* **Your instructions**:
Quote all of the following records word for word, leaving out the pictures.

* **Available data**:
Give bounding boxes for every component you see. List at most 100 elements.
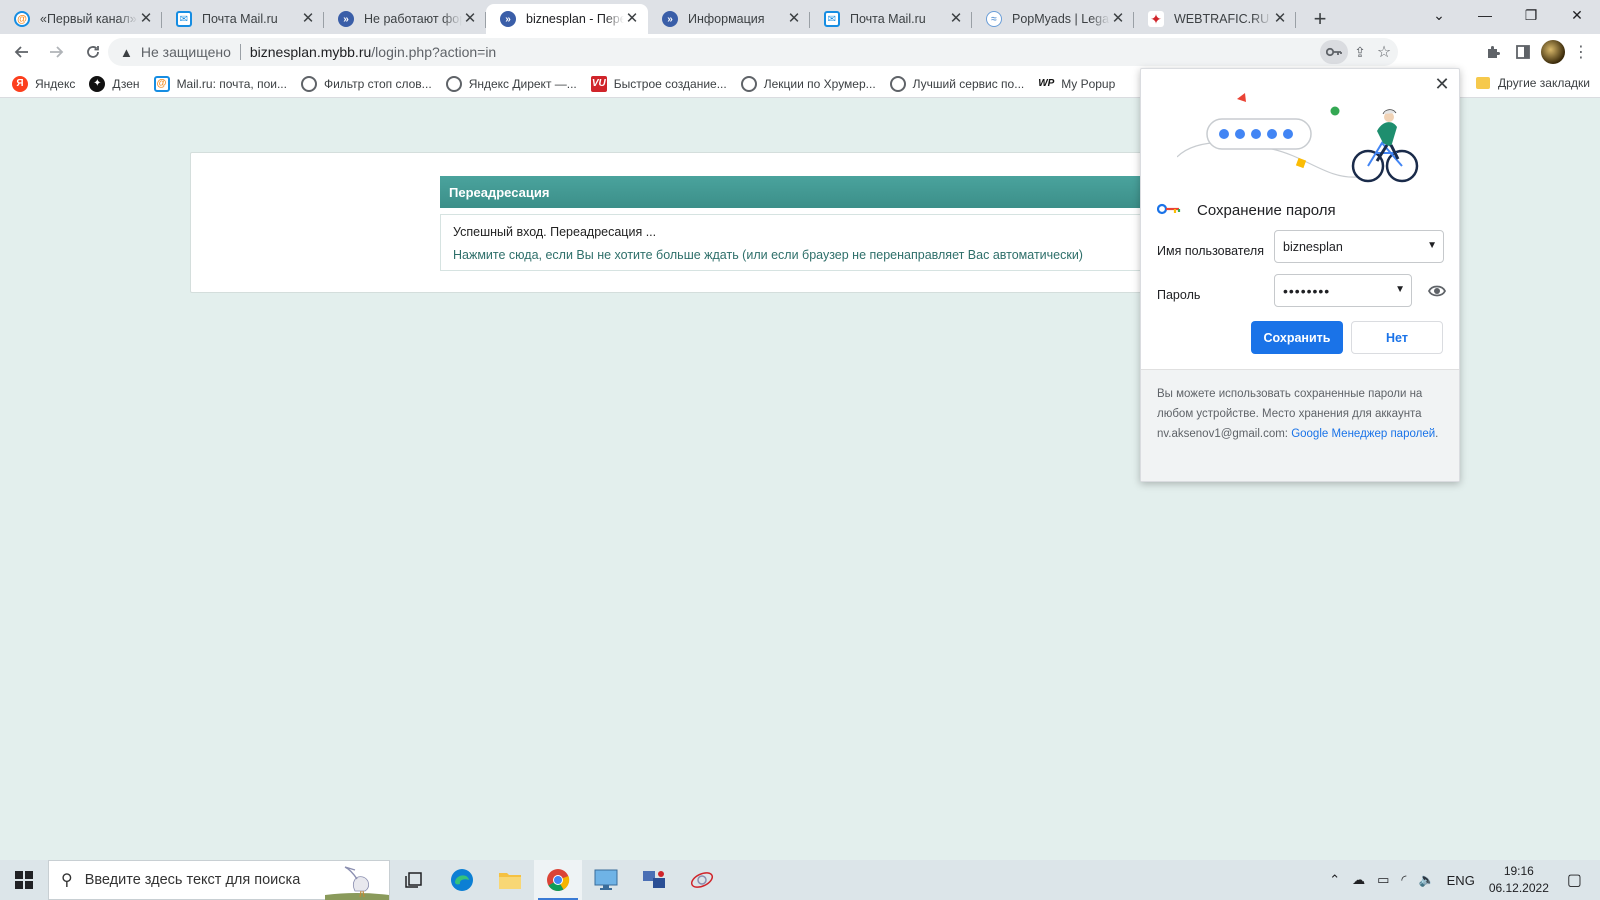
- dzen-icon: ✦: [89, 75, 106, 92]
- redirect-link[interactable]: Нажмите сюда, если Вы не хотите больше ж…: [453, 248, 1167, 262]
- close-icon[interactable]: ✕: [1272, 11, 1288, 27]
- notification-icon[interactable]: ▢: [1567, 870, 1582, 890]
- extensions-puzzle-icon[interactable]: [1478, 37, 1508, 67]
- no-button[interactable]: Нет: [1351, 321, 1443, 354]
- new-tab-button[interactable]: +: [1304, 4, 1336, 34]
- username-value: biznesplan: [1283, 239, 1343, 254]
- mailru-mail-icon: ✉: [824, 11, 840, 27]
- taskbar-chrome[interactable]: [534, 860, 582, 900]
- security-label[interactable]: Не защищено: [141, 44, 231, 60]
- volume-icon[interactable]: 🔈: [1418, 872, 1434, 888]
- close-icon[interactable]: ✕: [1110, 11, 1126, 27]
- bookmark-best-service[interactable]: Лучший сервис по...: [889, 75, 1024, 92]
- eye-icon[interactable]: [1427, 281, 1447, 301]
- forward-button[interactable]: [42, 37, 72, 67]
- warning-triangle-icon[interactable]: ▲: [120, 45, 133, 60]
- forward-arrow-icon: [50, 46, 64, 58]
- tab-7[interactable]: ✦ WEBTRAFIC.RU | Ак ✕: [1134, 4, 1296, 34]
- taskbar-edge[interactable]: [438, 860, 486, 900]
- close-icon[interactable]: ✕: [138, 11, 154, 27]
- tab-2[interactable]: » Не работают фору ✕: [324, 4, 486, 34]
- save-password-button[interactable]: Сохранить: [1251, 321, 1343, 354]
- taskbar-explorer[interactable]: [486, 860, 534, 900]
- bookmark-mailru[interactable]: @ Mail.ru: почта, пои...: [153, 75, 287, 92]
- restore-button[interactable]: ❐: [1508, 0, 1554, 30]
- tab-title: Почта Mail.ru: [202, 12, 278, 26]
- start-button[interactable]: [0, 860, 48, 900]
- password-field[interactable]: •••••••• ▼: [1274, 274, 1412, 307]
- battery-icon[interactable]: ▭: [1377, 872, 1389, 888]
- bookmark-my-popup[interactable]: WP My Popup: [1038, 75, 1116, 92]
- close-icon[interactable]: ✕: [624, 11, 640, 27]
- close-icon[interactable]: ✕: [462, 11, 478, 27]
- tab-3[interactable]: » biznesplan - Переа ✕: [486, 4, 648, 34]
- bookmark-label: Дзен: [112, 76, 140, 91]
- windows-logo-icon: [15, 871, 33, 889]
- password-value: ••••••••: [1283, 282, 1331, 299]
- close-icon[interactable]: ✕: [300, 11, 316, 27]
- bookmark-filter[interactable]: Фильтр стоп слов...: [300, 75, 432, 92]
- bookmark-fast-create[interactable]: VU Быстрое создание...: [590, 75, 727, 92]
- bookmark-yandex[interactable]: Я Яндекс: [12, 75, 76, 92]
- tab-title: Не работают фору: [364, 12, 462, 26]
- username-label: Имя пользователя: [1157, 244, 1264, 258]
- taskbar-remote-desktop[interactable]: [582, 860, 630, 900]
- wp-icon: WP: [1038, 75, 1054, 92]
- globe-icon: [740, 75, 757, 92]
- taskbar-app-network[interactable]: [630, 860, 678, 900]
- bookmark-lectures[interactable]: Лекции по Хрумер...: [740, 75, 876, 92]
- menu-kebab-icon[interactable]: ⋮: [1566, 37, 1596, 67]
- back-button[interactable]: [6, 37, 36, 67]
- chevron-up-icon[interactable]: ⌃: [1329, 872, 1340, 888]
- clock[interactable]: 19:16 06.12.2022: [1489, 863, 1549, 897]
- side-panel-icon[interactable]: [1508, 37, 1538, 67]
- tab-title: Почта Mail.ru: [850, 12, 926, 26]
- taskbar-app-satellite[interactable]: [678, 860, 726, 900]
- satellite-icon: [690, 872, 714, 888]
- yandex-icon: Я: [12, 75, 28, 92]
- heron-bird-icon: [325, 866, 389, 900]
- minimize-button[interactable]: —: [1462, 0, 1508, 30]
- dropdown-arrow-icon[interactable]: ▼: [1395, 284, 1405, 295]
- wifi-icon[interactable]: ◜: [1401, 872, 1406, 888]
- close-icon[interactable]: ✕: [1431, 73, 1453, 95]
- other-bookmarks[interactable]: Другие закладки: [1476, 76, 1590, 90]
- bookmark-label: Яндекс: [35, 76, 76, 91]
- bookmark-dzen[interactable]: ✦ Дзен: [89, 75, 140, 92]
- tab-title: WEBTRAFIC.RU | Ак: [1174, 12, 1272, 26]
- username-field[interactable]: biznesplan ▼: [1274, 230, 1444, 263]
- language-indicator[interactable]: ENG: [1447, 873, 1475, 888]
- bookmark-label: Яндекс Директ —...: [468, 76, 577, 91]
- star-icon[interactable]: ☆: [1370, 40, 1398, 64]
- close-icon[interactable]: ✕: [786, 11, 802, 27]
- tab-1[interactable]: ✉ Почта Mail.ru ✕: [162, 4, 324, 34]
- address-bar[interactable]: ▲ Не защищено biznesplan.mybb.ru/login.p…: [108, 38, 1398, 66]
- mybb-icon: »: [338, 11, 354, 27]
- tab-5[interactable]: ✉ Почта Mail.ru ✕: [810, 4, 972, 34]
- password-manager-link[interactable]: Google Менеджер паролей: [1291, 428, 1435, 440]
- bookmark-label: My Popup: [1061, 76, 1116, 91]
- dropdown-arrow-icon[interactable]: ▼: [1427, 240, 1437, 251]
- task-view-button[interactable]: [390, 860, 438, 900]
- tab-4[interactable]: » Информация ✕: [648, 4, 810, 34]
- password-illustration: [1177, 93, 1419, 183]
- taskbar-search[interactable]: ⚲ Введите здесь текст для поиска: [48, 860, 390, 900]
- redirect-header: Переадресация: [440, 176, 1180, 208]
- reload-button[interactable]: [78, 37, 108, 67]
- close-icon[interactable]: ✕: [948, 11, 964, 27]
- back-arrow-icon: [14, 46, 28, 58]
- profile-avatar[interactable]: [1538, 37, 1568, 67]
- tab-title: biznesplan - Переа: [526, 12, 624, 26]
- url-text[interactable]: biznesplan.mybb.ru/login.php?action=in: [250, 44, 496, 60]
- bookmark-yandex-direct[interactable]: Яндекс Директ —...: [445, 75, 577, 92]
- onedrive-cloud-icon[interactable]: ☁: [1352, 872, 1365, 888]
- tab-0[interactable]: @ «Первый канал» в ✕: [0, 4, 162, 34]
- tab-title: PopMyads | Legacy: [1012, 12, 1110, 26]
- tab-search-chevron-icon[interactable]: ⌄: [1416, 0, 1462, 30]
- key-icon[interactable]: [1320, 40, 1348, 64]
- globe-icon: [300, 75, 317, 92]
- mailru-mail-icon: ✉: [176, 11, 192, 27]
- tab-6[interactable]: ≈ PopMyads | Legacy ✕: [972, 4, 1134, 34]
- window-close-button[interactable]: ✕: [1554, 0, 1600, 30]
- tab-strip: @ «Первый канал» в ✕ ✉ Почта Mail.ru ✕ »…: [0, 0, 1600, 34]
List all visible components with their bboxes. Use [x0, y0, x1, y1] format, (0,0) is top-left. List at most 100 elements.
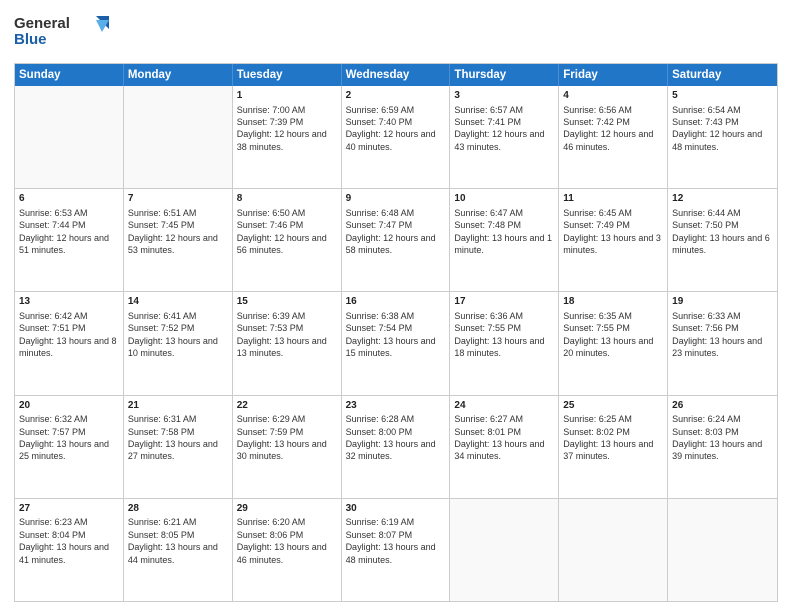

* **Finished answer**:
Give bounding boxes for every component you see. List at most 100 elements.
- dzen-icon: ✦: [89, 75, 106, 92]
- redirect-link[interactable]: Нажмите сюда, если Вы не хотите больше ж…: [453, 248, 1167, 262]
- close-icon[interactable]: ✕: [1272, 11, 1288, 27]
- notification-icon[interactable]: ▢: [1567, 870, 1582, 890]
- extensions-puzzle-icon[interactable]: [1478, 37, 1508, 67]
- no-button[interactable]: Нет: [1351, 321, 1443, 354]
- new-tab-button[interactable]: +: [1304, 4, 1336, 34]
- username-value: biznesplan: [1283, 239, 1343, 254]
- mailru-mail-icon: ✉: [824, 11, 840, 27]
- taskbar-chrome[interactable]: [534, 860, 582, 900]
- security-label[interactable]: Не защищено: [141, 44, 231, 60]
- volume-icon[interactable]: 🔈: [1418, 872, 1434, 888]
- close-icon[interactable]: ✕: [1110, 11, 1126, 27]
- bookmark-best-service[interactable]: Лучший сервис по...: [889, 75, 1024, 92]
- eye-icon[interactable]: [1427, 281, 1447, 301]
- forward-button[interactable]: [42, 37, 72, 67]
- warning-triangle-icon[interactable]: ▲: [120, 45, 133, 60]
- forward-arrow-icon: [50, 46, 64, 58]
- tab-7[interactable]: ✦ WEBTRAFIC.RU | Ак ✕: [1134, 4, 1296, 34]
- taskbar-edge[interactable]: [438, 860, 486, 900]
- close-icon[interactable]: ✕: [138, 11, 154, 27]
- tab-2[interactable]: » Не работают фору ✕: [324, 4, 486, 34]
- save-password-button[interactable]: Сохранить: [1251, 321, 1343, 354]
- taskbar-explorer[interactable]: [486, 860, 534, 900]
- bookmark-mailru[interactable]: @ Mail.ru: почта, пои...: [153, 75, 287, 92]
- restore-button[interactable]: ❐: [1508, 0, 1554, 30]
- tab-title: Почта Mail.ru: [202, 12, 278, 26]
- start-button[interactable]: [0, 860, 48, 900]
- password-field[interactable]: •••••••• ▼: [1274, 274, 1412, 307]
- battery-icon[interactable]: ▭: [1377, 872, 1389, 888]
- bookmark-my-popup[interactable]: WP My Popup: [1038, 75, 1116, 92]
- close-icon[interactable]: ✕: [624, 11, 640, 27]
- close-icon[interactable]: ✕: [462, 11, 478, 27]
- tab-3[interactable]: » biznesplan - Переа ✕: [486, 4, 648, 34]
- bookmark-label: Дзен: [112, 76, 140, 91]
- windows-logo-icon: [15, 871, 33, 889]
- password-value: ••••••••: [1283, 282, 1331, 299]
- close-icon[interactable]: ✕: [300, 11, 316, 27]
- bookmark-filter[interactable]: Фильтр стоп слов...: [300, 75, 432, 92]
- bookmark-fast-create[interactable]: VU Быстрое создание...: [590, 75, 727, 92]
- bookmark-yandex[interactable]: Я Яндекс: [12, 75, 76, 92]
- tab-title: Не работают фору: [364, 12, 462, 26]
- username-label: Имя пользователя: [1157, 244, 1264, 258]
- taskbar-remote-desktop[interactable]: [582, 860, 630, 900]
- wp-icon: WP: [1038, 75, 1054, 92]
- globe-icon: [740, 75, 757, 92]
- taskbar-app-network[interactable]: [630, 860, 678, 900]
- bookmark-lectures[interactable]: Лекции по Хрумер...: [740, 75, 876, 92]
- menu-kebab-icon[interactable]: ⋮: [1566, 37, 1596, 67]
- back-button[interactable]: [6, 37, 36, 67]
- chevron-up-icon[interactable]: ⌃: [1329, 872, 1340, 888]
- clock[interactable]: 19:16 06.12.2022: [1489, 863, 1549, 897]
- side-panel-icon[interactable]: [1508, 37, 1538, 67]
- tab-title: Почта Mail.ru: [850, 12, 926, 26]
- taskbar-app-satellite[interactable]: [678, 860, 726, 900]
- satellite-icon: [690, 872, 714, 888]
- yandex-icon: Я: [12, 75, 28, 92]
- heron-bird-icon: [325, 866, 389, 900]
- minimize-button[interactable]: —: [1462, 0, 1508, 30]
- dropdown-arrow-icon[interactable]: ▼: [1395, 284, 1405, 295]
- wifi-icon[interactable]: ◜: [1401, 872, 1406, 888]
- close-icon[interactable]: ✕: [1431, 73, 1453, 95]
- other-bookmarks[interactable]: Другие закладки: [1476, 76, 1590, 90]
- bookmark-label: Яндекс: [35, 76, 76, 91]
- bookmark-dzen[interactable]: ✦ Дзен: [89, 75, 140, 92]
- tab-title: WEBTRAFIC.RU | Ак: [1174, 12, 1272, 26]
- username-field[interactable]: biznesplan ▼: [1274, 230, 1444, 263]
- language-indicator[interactable]: ENG: [1447, 873, 1475, 888]
- bookmark-label: Яндекс Директ —...: [468, 76, 577, 91]
- star-icon[interactable]: ☆: [1370, 40, 1398, 64]
- close-icon[interactable]: ✕: [786, 11, 802, 27]
- tab-1[interactable]: ✉ Почта Mail.ru ✕: [162, 4, 324, 34]
- address-bar[interactable]: ▲ Не защищено biznesplan.mybb.ru/login.p…: [108, 38, 1398, 66]
- mybb-icon: »: [338, 11, 354, 27]
- tab-5[interactable]: ✉ Почта Mail.ru ✕: [810, 4, 972, 34]
- password-manager-link[interactable]: Google Менеджер паролей: [1291, 428, 1435, 440]
- bookmark-label: My Popup: [1061, 76, 1116, 91]
- dropdown-arrow-icon[interactable]: ▼: [1427, 240, 1437, 251]
- task-view-button[interactable]: [390, 860, 438, 900]
- tab-4[interactable]: » Информация ✕: [648, 4, 810, 34]
- password-illustration: [1177, 93, 1419, 183]
- taskbar-search[interactable]: ⚲ Введите здесь текст для поиска: [48, 860, 390, 900]
- redirect-header: Переадресация: [440, 176, 1180, 208]
- reload-button[interactable]: [78, 37, 108, 67]
- close-icon[interactable]: ✕: [948, 11, 964, 27]
- back-arrow-icon: [14, 46, 28, 58]
- profile-avatar[interactable]: [1538, 37, 1568, 67]
- tab-title: biznesplan - Переа: [526, 12, 624, 26]
- url-text[interactable]: biznesplan.mybb.ru/login.php?action=in: [250, 44, 496, 60]
- bookmark-yandex-direct[interactable]: Яндекс Директ —...: [445, 75, 577, 92]
- onedrive-cloud-icon[interactable]: ☁: [1352, 872, 1365, 888]
- tab-0[interactable]: @ «Первый канал» в ✕: [0, 4, 162, 34]
- tab-title: PopMyads | Legacy: [1012, 12, 1110, 26]
- tab-search-chevron-icon[interactable]: ⌄: [1416, 0, 1462, 30]
- key-icon[interactable]: [1320, 40, 1348, 64]
- globe-icon: [300, 75, 317, 92]
- mailru-mail-icon: ✉: [176, 11, 192, 27]
- tab-6[interactable]: ≈ PopMyads | Legacy ✕: [972, 4, 1134, 34]
- window-close-button[interactable]: ✕: [1554, 0, 1600, 30]
- tab-strip: @ «Первый канал» в ✕ ✉ Почта Mail.ru ✕ »…: [0, 0, 1600, 34]
List all visible components with their bboxes. Use [x0, y0, x1, y1] format, (0,0) is top-left. List at most 100 elements.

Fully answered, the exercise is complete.